● **CHALLENGE**:
Could you rewrite the rows below as a numbered list, skipping any blank lines and leaving the pictures out?

Stored items:
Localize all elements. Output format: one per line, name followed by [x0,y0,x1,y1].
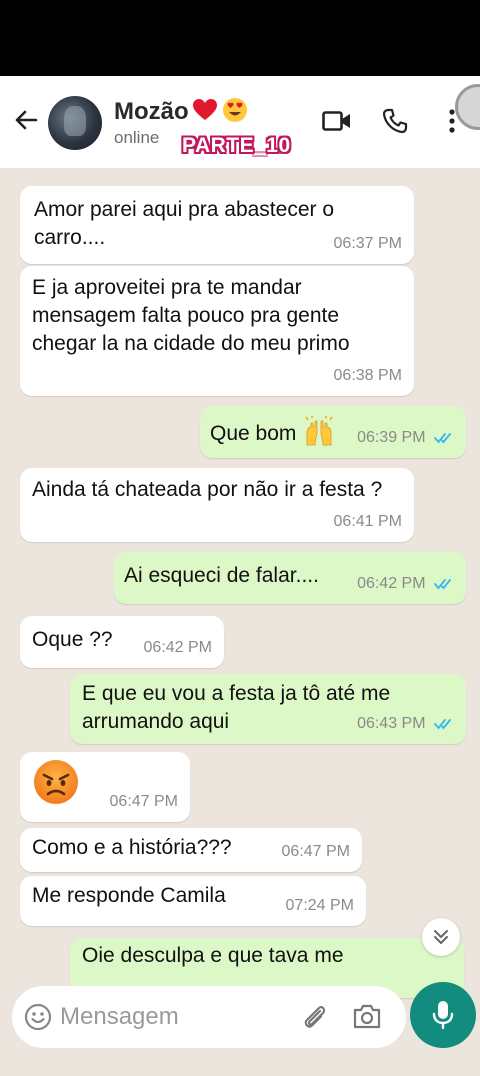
message-bubble-incoming[interactable]: Me responde Camila 07:24 PM [20,876,366,926]
emoji-icon[interactable] [24,1003,52,1031]
read-ticks-icon [434,578,451,590]
message-text: Que bom [210,422,297,445]
message-text: Ainda tá chateada por não ir a festa ? [32,478,383,501]
red-heart-emoji-icon [193,99,217,120]
message-time: 06:47 PM [109,793,178,810]
contact-name[interactable]: Mozão [114,98,189,126]
message-bubble-incoming[interactable]: Amor parei aqui pra abastecer o carro...… [20,186,414,264]
mic-icon [432,1001,454,1030]
camera-icon[interactable] [352,1002,382,1030]
back-arrow-icon[interactable] [12,106,40,134]
video-call-icon[interactable] [322,110,352,132]
raising-hands-emoji-icon [305,416,333,446]
heart-eyes-emoji-icon [223,98,247,122]
message-text: Oie desculpa e que tava me [82,944,344,967]
chat-header: Mozão online PARTE_10 [0,76,480,168]
message-bubble-incoming[interactable]: 06:47 PM [20,752,190,822]
overlay-caption: PARTE_10 [182,134,291,157]
scroll-down-icon [434,930,448,944]
message-time-status: 06:43 PM [357,710,454,738]
message-time-status: 06:42 PM [357,570,454,598]
message-text: Como e a história??? [32,836,232,859]
message-bubble-outgoing[interactable]: E que eu vou a festa ja tô até me arruma… [70,674,466,744]
message-time: 06:43 PM [357,715,426,732]
message-bubble-incoming[interactable]: E ja aproveitei pra te mandar mensagem f… [20,266,414,396]
message-bubble-incoming[interactable]: Oque ?? 06:42 PM [20,616,224,668]
read-ticks-icon [434,432,451,444]
scroll-down-button[interactable] [422,918,460,956]
chat-screen: Mozão online PARTE_10 Amor parei aqui pr… [0,76,480,1076]
message-text: Me responde Camila [32,884,226,907]
attach-icon[interactable] [300,1002,330,1032]
message-bubble-incoming[interactable]: Ainda tá chateada por não ir a festa ? 0… [20,468,414,542]
avatar[interactable] [48,96,102,150]
status-bar-area [0,0,480,76]
message-composer [12,986,406,1048]
angry-face-emoji-icon [34,760,78,804]
contact-status: online [114,128,160,147]
floating-overlay-bubble[interactable] [455,84,480,130]
message-text: Oque ?? [32,628,113,651]
mic-button[interactable] [410,982,476,1048]
message-bubble-incoming[interactable]: Como e a história??? 06:47 PM [20,828,362,872]
message-time: 06:41 PM [333,513,402,530]
message-time: 06:42 PM [357,575,426,592]
message-text: E ja aproveitei pra te mandar mensagem f… [32,276,350,355]
message-time: 07:24 PM [285,897,354,914]
message-bubble-outgoing[interactable]: Ai esqueci de falar.... 06:42 PM [114,552,466,604]
message-time: 06:38 PM [333,367,402,384]
message-text: Ai esqueci de falar.... [124,564,319,587]
phone-call-icon[interactable] [382,108,408,134]
read-ticks-icon [434,718,451,730]
message-time: 06:37 PM [333,235,402,252]
message-time: 06:39 PM [357,429,426,446]
message-time: 06:42 PM [143,639,212,656]
message-time: 06:47 PM [281,843,350,860]
message-time-status: 06:39 PM [357,424,454,452]
message-input[interactable] [60,998,290,1036]
message-bubble-outgoing[interactable]: Que bom 06:39 PM [200,406,466,458]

● **RESULT FOR THIS TASK**:
1. Localize all elements. Output format: one per line, name followed by [x0,y0,x1,y1].
2. message-bubble-incoming[interactable]: Me responde Camila 07:24 PM [20,876,366,926]
3. emoji-icon[interactable] [24,1003,52,1031]
4. read-ticks-icon [434,578,451,590]
5. message-text: Que bom [210,422,297,445]
6. message-text: Ainda tá chateada por não ir a festa ? [32,478,383,501]
7. red-heart-emoji-icon [193,99,217,120]
8. message-time: 06:47 PM [109,793,178,810]
9. contact-name[interactable]: Mozão [114,98,189,126]
10. message-bubble-incoming[interactable]: Amor parei aqui pra abastecer o carro...… [20,186,414,264]
11. mic-icon [432,1001,454,1030]
12. camera-icon[interactable] [352,1002,382,1030]
13. back-arrow-icon[interactable] [12,106,40,134]
14. video-call-icon[interactable] [322,110,352,132]
15. raising-hands-emoji-icon [305,416,333,446]
16. heart-eyes-emoji-icon [223,98,247,122]
17. message-text: Oie desculpa e que tava me [82,944,344,967]
18. chat-header: Mozão online PARTE_10 [0,76,480,168]
19. message-bubble-incoming[interactable]: 06:47 PM [20,752,190,822]
20. overlay-caption: PARTE_10 [182,134,291,157]
21. scroll-down-icon [434,930,448,944]
22. message-time-status: 06:43 PM [357,710,454,738]
23. message-time-status: 06:42 PM [357,570,454,598]
24. message-text: Como e a história??? [32,836,232,859]
25. message-bubble-outgoing[interactable]: E que eu vou a festa ja tô até me arruma… [70,674,466,744]
26. message-time: 06:43 PM [357,715,426,732]
27. message-bubble-incoming[interactable]: E ja aproveitei pra te mandar mensagem f… [20,266,414,396]
28. message-bubble-incoming[interactable]: Oque ?? 06:42 PM [20,616,224,668]
29. read-ticks-icon [434,432,451,444]
30. scroll-down-button[interactable] [422,918,460,956]
31. chat-screen: Mozão online PARTE_10 Amor parei aqui pr… [0,76,480,1076]
32. message-text: Me responde Camila [32,884,226,907]
33. attach-icon[interactable] [300,1002,330,1032]
34. message-bubble-incoming[interactable]: Ainda tá chateada por não ir a festa ? 0… [20,468,414,542]
35. avatar[interactable] [48,96,102,150]
36. status-bar-area [0,0,480,76]
37. message-composer [12,986,406,1048]
38. angry-face-emoji-icon [34,760,78,804]
39. contact-status: online [114,128,160,147]
40. floating-overlay-bubble[interactable] [455,84,480,130]
41. message-text: Oque ?? [32,628,113,651]
42. mic-button[interactable] [410,982,476,1048]
43. message-bubble-incoming[interactable]: Como e a história??? 06:47 PM [20,828,362,872]
44. message-time: 06:41 PM [333,513,402,530]
45. message-time: 06:42 PM [357,575,426,592]
46. message-text: E ja aproveitei pra te mandar mensagem f… [32,276,350,355]
47. message-time: 07:24 PM [285,897,354,914]
48. message-bubble-outgoing[interactable]: Ai esqueci de falar.... 06:42 PM [114,552,466,604]
49. message-time: 06:38 PM [333,367,402,384]
50. message-text: Ai esqueci de falar.... [124,564,319,587]
51. phone-call-icon[interactable] [382,108,408,134]
52. read-ticks-icon [434,718,451,730]
53. message-time: 06:37 PM [333,235,402,252]
54. message-time: 06:39 PM [357,429,426,446]
55. message-time: 06:42 PM [143,639,212,656]
56. message-time: 06:47 PM [281,843,350,860]
57. message-time-status: 06:39 PM [357,424,454,452]
58. message-input[interactable] [60,998,290,1036]
59. message-bubble-outgoing[interactable]: Que bom 06:39 PM [200,406,466,458]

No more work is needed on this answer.